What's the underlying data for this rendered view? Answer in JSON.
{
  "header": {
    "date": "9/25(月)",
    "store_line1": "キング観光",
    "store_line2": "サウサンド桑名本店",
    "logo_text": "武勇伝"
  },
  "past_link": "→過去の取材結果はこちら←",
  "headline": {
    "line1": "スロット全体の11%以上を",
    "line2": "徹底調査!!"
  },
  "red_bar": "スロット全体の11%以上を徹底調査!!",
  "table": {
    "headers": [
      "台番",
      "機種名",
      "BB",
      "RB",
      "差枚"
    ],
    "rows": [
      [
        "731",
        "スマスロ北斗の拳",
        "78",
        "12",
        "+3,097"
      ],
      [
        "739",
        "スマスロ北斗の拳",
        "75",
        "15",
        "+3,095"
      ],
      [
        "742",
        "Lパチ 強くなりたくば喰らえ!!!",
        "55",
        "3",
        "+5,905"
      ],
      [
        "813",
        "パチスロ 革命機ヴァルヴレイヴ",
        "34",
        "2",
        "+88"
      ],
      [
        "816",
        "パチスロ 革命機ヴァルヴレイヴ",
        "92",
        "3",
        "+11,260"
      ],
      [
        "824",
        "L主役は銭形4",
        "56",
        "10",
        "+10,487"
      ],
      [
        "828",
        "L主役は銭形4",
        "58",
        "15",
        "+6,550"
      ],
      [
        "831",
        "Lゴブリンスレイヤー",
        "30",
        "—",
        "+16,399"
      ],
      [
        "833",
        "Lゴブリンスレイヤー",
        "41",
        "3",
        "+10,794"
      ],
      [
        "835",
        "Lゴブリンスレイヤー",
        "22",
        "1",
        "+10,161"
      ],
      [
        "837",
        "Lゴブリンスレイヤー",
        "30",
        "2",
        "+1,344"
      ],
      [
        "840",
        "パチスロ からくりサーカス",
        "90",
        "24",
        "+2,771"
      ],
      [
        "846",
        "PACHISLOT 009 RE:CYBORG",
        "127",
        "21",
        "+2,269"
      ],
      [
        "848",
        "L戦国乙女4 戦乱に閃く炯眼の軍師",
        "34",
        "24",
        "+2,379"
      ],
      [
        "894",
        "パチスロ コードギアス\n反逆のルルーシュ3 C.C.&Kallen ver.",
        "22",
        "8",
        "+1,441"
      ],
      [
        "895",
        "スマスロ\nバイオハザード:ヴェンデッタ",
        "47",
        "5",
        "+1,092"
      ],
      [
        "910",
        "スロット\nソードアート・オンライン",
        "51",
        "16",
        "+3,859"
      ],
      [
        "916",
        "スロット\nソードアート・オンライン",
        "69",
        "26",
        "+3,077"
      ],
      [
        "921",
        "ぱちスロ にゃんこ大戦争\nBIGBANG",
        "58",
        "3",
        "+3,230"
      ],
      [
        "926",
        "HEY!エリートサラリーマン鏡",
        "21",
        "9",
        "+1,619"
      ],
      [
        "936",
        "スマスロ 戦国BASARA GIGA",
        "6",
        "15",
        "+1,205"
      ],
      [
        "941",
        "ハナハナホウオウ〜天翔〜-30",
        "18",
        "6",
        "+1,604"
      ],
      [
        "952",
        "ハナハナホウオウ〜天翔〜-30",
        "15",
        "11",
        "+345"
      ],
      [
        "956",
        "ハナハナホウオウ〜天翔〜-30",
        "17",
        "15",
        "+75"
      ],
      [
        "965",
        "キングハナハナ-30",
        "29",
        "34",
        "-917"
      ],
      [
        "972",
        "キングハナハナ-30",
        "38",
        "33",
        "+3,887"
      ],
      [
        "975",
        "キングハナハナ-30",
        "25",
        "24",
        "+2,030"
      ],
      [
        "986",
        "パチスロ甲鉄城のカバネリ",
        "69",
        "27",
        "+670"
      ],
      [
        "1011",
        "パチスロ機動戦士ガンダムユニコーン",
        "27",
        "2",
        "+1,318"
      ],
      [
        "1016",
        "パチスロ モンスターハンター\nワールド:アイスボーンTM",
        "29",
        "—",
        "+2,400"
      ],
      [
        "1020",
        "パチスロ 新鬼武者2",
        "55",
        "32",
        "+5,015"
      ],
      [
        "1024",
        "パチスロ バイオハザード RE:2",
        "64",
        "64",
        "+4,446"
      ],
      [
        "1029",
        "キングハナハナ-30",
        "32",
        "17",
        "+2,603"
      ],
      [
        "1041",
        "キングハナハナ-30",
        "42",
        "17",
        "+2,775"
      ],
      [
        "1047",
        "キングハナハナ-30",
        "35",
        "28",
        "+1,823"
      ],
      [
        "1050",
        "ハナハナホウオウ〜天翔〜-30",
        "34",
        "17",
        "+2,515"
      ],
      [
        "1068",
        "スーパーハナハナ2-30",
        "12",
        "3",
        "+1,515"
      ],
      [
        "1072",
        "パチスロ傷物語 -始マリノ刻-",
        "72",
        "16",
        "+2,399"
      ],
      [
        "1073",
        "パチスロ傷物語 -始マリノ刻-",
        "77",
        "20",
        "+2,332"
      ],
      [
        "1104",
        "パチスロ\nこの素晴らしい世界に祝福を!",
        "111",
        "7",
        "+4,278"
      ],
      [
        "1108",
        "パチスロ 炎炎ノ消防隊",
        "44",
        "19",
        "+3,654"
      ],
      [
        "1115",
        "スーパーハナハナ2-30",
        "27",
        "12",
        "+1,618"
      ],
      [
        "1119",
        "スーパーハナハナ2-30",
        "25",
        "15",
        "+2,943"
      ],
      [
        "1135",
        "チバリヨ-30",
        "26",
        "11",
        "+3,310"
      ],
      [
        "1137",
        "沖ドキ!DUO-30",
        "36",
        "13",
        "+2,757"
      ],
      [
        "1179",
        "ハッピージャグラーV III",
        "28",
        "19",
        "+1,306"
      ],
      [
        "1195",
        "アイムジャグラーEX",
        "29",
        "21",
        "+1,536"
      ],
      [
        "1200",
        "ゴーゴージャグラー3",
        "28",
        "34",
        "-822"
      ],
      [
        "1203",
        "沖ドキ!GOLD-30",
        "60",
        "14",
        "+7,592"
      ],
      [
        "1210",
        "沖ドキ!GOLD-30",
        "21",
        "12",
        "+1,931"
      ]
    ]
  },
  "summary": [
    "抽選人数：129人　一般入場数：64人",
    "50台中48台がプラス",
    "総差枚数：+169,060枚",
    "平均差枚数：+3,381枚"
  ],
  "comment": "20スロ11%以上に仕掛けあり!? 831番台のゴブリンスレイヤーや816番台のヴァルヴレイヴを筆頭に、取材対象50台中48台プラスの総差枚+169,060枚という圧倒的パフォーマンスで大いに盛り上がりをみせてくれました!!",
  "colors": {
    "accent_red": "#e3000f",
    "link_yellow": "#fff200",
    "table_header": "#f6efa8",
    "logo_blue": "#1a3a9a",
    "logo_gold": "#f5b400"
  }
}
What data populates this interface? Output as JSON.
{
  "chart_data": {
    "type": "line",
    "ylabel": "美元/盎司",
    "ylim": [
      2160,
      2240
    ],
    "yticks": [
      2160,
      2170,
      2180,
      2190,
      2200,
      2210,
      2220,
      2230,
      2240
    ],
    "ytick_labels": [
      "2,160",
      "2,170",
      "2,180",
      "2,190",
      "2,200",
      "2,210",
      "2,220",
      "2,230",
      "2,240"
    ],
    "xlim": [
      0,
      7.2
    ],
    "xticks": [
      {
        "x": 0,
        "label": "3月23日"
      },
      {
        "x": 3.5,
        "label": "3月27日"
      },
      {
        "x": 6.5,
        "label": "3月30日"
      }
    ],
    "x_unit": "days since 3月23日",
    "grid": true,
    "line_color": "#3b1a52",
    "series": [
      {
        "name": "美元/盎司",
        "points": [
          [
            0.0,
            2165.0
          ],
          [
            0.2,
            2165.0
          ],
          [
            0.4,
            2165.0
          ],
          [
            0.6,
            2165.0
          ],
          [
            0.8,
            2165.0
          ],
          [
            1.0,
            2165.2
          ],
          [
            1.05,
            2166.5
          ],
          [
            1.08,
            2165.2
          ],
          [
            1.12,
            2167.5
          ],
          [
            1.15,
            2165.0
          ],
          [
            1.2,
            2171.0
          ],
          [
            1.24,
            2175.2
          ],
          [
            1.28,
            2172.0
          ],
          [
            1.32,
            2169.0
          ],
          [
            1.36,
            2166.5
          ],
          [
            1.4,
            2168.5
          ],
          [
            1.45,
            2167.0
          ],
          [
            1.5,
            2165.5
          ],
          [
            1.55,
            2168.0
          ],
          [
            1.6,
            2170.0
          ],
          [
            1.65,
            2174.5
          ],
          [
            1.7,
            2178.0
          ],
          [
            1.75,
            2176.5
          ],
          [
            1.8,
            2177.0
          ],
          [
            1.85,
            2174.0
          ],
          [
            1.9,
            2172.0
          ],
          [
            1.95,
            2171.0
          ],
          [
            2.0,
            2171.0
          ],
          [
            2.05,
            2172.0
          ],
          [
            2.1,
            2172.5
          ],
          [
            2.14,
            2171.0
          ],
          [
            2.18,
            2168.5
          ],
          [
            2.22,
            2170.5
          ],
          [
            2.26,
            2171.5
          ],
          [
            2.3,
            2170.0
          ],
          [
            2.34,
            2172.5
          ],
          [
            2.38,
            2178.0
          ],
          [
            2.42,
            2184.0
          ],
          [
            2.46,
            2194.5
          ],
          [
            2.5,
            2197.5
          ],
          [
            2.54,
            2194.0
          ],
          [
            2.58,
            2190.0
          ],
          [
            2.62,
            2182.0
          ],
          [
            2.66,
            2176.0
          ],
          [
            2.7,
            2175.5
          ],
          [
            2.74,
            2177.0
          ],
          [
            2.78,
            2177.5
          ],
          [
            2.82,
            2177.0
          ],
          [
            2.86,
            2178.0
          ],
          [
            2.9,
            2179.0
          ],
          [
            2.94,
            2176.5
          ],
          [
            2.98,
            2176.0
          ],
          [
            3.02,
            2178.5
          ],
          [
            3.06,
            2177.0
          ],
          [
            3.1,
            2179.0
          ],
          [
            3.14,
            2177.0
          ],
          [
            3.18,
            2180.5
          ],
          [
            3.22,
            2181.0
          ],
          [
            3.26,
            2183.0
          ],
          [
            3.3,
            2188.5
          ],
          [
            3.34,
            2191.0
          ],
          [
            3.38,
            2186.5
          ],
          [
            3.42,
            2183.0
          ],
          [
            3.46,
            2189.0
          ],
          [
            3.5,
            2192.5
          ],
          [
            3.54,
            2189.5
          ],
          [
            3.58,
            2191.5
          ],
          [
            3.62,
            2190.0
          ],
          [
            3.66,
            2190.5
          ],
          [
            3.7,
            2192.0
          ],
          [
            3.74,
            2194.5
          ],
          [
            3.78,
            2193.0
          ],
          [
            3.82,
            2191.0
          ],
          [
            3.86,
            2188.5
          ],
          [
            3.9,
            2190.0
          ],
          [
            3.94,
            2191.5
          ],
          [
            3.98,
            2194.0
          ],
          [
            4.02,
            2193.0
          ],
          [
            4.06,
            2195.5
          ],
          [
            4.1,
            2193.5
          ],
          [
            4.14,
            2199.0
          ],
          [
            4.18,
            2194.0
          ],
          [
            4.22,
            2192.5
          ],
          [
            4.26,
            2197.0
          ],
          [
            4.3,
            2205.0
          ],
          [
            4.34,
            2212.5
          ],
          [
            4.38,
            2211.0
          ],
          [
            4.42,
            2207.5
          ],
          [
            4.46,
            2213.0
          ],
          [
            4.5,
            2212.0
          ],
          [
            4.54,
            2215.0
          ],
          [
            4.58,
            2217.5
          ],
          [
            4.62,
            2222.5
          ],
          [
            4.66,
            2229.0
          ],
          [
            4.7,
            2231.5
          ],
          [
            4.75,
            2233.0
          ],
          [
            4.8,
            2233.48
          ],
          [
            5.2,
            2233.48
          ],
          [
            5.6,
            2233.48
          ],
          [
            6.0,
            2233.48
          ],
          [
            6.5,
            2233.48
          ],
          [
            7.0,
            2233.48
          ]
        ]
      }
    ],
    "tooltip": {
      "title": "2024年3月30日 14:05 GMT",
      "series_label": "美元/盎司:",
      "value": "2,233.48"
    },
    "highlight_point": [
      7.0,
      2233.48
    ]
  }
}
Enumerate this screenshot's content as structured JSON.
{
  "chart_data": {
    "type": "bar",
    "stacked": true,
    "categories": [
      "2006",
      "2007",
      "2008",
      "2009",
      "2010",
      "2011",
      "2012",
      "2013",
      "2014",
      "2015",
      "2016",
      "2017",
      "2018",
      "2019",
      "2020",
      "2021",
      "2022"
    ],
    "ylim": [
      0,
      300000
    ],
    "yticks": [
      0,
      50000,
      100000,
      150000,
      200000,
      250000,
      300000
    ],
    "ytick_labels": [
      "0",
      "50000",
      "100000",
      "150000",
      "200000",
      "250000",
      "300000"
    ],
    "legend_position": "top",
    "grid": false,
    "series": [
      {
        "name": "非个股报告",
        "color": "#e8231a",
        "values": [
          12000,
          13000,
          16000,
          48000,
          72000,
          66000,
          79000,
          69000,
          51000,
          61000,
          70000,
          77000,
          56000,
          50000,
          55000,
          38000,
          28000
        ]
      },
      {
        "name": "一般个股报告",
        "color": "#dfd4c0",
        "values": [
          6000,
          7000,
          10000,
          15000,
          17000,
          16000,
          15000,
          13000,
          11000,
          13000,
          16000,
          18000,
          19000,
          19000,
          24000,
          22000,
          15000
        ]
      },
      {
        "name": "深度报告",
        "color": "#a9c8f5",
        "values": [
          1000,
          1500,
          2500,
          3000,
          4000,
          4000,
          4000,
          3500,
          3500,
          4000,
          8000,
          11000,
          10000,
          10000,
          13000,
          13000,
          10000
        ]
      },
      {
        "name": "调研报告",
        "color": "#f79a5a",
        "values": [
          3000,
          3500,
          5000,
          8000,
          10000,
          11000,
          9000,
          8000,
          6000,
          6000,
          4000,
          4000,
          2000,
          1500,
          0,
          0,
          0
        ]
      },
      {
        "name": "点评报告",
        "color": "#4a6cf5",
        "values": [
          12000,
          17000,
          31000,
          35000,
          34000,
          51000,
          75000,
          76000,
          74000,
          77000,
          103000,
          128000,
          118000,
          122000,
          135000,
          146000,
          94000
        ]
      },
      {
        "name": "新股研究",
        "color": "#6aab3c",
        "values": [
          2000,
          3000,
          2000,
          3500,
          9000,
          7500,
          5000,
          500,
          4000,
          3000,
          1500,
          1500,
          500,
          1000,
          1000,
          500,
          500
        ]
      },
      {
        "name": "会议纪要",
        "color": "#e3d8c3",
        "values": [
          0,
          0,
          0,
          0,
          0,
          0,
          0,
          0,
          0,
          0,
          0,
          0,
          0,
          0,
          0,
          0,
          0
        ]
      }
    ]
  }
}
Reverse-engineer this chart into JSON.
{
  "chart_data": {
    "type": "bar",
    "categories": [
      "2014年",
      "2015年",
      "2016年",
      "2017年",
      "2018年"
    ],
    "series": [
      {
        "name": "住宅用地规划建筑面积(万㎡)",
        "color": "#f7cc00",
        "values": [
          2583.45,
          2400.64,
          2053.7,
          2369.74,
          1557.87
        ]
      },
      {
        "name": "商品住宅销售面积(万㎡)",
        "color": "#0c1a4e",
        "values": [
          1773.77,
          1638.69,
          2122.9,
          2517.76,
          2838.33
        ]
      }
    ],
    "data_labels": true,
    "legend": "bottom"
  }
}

Your objective →
Collect every line above that contains the word "true".

Finished task →
    "grid": true,
    "stacked": true,
    "data_labels": true,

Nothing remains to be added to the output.